--- Start of Entries supplied ---
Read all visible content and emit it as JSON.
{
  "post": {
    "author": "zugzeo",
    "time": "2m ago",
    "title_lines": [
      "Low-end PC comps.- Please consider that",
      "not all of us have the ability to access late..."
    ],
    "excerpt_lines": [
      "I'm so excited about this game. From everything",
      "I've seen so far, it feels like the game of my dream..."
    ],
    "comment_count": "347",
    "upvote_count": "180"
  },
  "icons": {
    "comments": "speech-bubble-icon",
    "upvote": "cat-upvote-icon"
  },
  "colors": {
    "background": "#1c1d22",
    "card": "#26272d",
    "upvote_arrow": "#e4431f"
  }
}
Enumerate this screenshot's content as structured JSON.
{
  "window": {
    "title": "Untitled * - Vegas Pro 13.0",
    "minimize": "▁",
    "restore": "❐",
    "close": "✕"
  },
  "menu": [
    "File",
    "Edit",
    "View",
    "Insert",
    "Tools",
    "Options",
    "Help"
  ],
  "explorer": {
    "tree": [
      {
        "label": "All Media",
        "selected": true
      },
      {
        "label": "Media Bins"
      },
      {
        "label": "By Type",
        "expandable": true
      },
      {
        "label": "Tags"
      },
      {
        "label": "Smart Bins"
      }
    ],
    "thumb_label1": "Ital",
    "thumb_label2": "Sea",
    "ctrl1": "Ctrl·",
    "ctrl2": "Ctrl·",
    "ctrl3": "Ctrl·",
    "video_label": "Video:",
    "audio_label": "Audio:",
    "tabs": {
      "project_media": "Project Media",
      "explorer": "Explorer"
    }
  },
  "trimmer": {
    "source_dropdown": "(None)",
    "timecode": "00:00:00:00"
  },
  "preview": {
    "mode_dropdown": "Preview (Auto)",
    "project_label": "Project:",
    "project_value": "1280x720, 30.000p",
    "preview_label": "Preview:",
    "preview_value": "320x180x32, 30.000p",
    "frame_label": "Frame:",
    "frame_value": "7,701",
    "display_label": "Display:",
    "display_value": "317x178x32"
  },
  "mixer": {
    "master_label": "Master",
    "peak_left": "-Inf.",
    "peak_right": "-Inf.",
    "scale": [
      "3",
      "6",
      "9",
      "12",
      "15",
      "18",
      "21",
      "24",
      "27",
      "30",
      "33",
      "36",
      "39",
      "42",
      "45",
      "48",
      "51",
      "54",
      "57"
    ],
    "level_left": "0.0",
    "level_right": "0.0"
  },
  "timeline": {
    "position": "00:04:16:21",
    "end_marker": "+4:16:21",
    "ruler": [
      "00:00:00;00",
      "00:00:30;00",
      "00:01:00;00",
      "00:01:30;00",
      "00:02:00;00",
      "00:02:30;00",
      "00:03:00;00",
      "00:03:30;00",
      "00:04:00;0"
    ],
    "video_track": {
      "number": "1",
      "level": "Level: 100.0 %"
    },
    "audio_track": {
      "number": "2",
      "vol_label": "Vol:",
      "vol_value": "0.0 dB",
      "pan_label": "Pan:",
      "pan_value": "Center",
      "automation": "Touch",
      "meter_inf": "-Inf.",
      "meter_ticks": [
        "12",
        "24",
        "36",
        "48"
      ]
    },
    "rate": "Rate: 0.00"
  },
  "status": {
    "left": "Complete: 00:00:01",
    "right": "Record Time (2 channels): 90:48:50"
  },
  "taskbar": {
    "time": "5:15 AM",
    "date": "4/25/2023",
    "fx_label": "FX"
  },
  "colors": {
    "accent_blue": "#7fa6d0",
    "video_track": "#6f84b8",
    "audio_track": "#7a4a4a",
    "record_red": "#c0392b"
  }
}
--- End of Entries supplied ---
- Instructions to follow
List every line above that contains the word "this".

- Task output
      "I'm so excited about this game. From everything",
Enumerate this screenshot's content as structured JSON.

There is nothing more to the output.